**Aim:** Please copy the records below word for word, from the line containing "Localize each UI" through the line containing "Bar [563, 8, 565, 48]", including both of those lines.

**Records supplied:**
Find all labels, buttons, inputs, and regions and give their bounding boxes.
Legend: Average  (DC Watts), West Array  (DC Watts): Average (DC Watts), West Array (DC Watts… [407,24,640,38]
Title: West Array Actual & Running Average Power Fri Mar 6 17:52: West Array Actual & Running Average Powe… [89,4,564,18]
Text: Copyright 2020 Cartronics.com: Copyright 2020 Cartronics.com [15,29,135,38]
...
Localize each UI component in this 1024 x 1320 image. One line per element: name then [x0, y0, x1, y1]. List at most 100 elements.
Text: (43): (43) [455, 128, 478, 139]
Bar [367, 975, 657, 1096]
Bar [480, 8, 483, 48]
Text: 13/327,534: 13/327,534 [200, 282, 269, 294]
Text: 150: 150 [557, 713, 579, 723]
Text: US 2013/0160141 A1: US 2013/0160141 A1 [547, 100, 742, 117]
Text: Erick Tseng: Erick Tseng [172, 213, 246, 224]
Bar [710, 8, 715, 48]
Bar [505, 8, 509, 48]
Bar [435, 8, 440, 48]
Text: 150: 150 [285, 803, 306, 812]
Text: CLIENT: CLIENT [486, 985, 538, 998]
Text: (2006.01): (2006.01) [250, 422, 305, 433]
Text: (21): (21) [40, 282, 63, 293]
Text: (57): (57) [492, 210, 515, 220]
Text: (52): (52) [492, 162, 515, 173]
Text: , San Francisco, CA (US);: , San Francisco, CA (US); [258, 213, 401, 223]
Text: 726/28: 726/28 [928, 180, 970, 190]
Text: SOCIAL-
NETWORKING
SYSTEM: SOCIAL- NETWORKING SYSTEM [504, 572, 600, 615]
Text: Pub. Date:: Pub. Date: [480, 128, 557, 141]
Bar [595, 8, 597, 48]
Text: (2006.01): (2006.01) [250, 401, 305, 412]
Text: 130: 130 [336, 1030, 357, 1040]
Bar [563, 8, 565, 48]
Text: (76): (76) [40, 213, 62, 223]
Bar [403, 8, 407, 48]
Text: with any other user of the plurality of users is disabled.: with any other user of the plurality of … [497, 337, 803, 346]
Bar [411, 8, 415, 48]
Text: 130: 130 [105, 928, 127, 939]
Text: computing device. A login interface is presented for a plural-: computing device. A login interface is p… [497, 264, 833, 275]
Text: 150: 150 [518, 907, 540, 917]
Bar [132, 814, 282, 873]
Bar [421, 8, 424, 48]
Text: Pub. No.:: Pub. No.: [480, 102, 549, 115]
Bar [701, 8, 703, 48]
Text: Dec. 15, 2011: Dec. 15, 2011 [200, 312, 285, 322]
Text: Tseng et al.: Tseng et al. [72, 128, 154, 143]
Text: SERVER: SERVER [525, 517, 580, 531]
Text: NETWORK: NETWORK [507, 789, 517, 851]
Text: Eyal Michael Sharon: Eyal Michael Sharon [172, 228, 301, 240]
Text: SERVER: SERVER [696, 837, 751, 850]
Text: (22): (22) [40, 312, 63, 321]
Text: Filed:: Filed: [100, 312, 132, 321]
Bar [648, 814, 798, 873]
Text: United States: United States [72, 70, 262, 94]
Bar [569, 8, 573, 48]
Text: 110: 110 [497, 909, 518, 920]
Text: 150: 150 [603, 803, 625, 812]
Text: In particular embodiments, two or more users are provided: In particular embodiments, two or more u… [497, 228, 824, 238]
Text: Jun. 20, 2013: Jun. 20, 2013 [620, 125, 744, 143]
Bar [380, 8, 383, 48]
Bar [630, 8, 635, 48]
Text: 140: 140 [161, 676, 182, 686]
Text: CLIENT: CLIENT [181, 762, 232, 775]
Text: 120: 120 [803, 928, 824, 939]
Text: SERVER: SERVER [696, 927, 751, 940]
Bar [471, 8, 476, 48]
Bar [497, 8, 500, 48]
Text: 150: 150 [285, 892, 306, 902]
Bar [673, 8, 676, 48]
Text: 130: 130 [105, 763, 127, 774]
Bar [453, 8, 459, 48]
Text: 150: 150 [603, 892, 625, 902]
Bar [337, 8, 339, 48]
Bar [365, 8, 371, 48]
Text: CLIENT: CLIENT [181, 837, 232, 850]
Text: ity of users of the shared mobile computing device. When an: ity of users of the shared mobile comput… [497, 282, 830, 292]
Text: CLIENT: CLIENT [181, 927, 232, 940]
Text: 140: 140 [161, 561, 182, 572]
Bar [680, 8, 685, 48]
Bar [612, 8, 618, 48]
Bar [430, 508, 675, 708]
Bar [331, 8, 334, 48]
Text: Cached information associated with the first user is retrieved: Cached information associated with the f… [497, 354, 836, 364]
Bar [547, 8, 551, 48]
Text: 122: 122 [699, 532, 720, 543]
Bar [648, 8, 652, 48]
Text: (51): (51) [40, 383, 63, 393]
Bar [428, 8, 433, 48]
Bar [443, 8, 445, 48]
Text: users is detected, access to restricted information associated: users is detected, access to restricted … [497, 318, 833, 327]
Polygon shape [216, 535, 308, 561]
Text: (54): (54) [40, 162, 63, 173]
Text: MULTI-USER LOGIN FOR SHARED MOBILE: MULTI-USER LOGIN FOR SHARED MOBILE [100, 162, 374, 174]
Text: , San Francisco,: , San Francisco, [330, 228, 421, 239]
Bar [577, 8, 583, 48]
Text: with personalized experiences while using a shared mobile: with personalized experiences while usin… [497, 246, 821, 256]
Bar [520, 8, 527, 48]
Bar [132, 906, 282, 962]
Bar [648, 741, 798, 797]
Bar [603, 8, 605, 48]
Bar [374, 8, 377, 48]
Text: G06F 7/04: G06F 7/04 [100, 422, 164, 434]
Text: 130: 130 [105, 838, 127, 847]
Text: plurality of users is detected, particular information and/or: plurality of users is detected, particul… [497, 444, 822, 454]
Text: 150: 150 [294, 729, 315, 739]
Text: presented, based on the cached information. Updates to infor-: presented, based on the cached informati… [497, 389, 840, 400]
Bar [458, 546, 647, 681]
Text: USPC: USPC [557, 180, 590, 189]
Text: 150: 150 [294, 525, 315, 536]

**Response to this exercise:**
Localize each UI component in this 1024 x 1320 image. One line per element: name then [x0, y0, x1, y1]. List at most 100 elements.
Text: (43): (43) [455, 128, 478, 139]
Bar [367, 975, 657, 1096]
Bar [480, 8, 483, 48]
Text: 13/327,534: 13/327,534 [200, 282, 269, 294]
Text: 150: 150 [557, 713, 579, 723]
Text: US 2013/0160141 A1: US 2013/0160141 A1 [547, 100, 742, 117]
Text: Erick Tseng: Erick Tseng [172, 213, 246, 224]
Bar [710, 8, 715, 48]
Bar [505, 8, 509, 48]
Bar [435, 8, 440, 48]
Text: 150: 150 [285, 803, 306, 812]
Text: CLIENT: CLIENT [486, 985, 538, 998]
Text: (2006.01): (2006.01) [250, 422, 305, 433]
Text: (21): (21) [40, 282, 63, 293]
Text: (57): (57) [492, 210, 515, 220]
Text: (52): (52) [492, 162, 515, 173]
Text: , San Francisco, CA (US);: , San Francisco, CA (US); [258, 213, 401, 223]
Text: 726/28: 726/28 [928, 180, 970, 190]
Text: SOCIAL-
NETWORKING
SYSTEM: SOCIAL- NETWORKING SYSTEM [504, 572, 600, 615]
Text: Pub. Date:: Pub. Date: [480, 128, 557, 141]
Bar [595, 8, 597, 48]
Text: (2006.01): (2006.01) [250, 401, 305, 412]
Text: 130: 130 [336, 1030, 357, 1040]
Bar [563, 8, 565, 48]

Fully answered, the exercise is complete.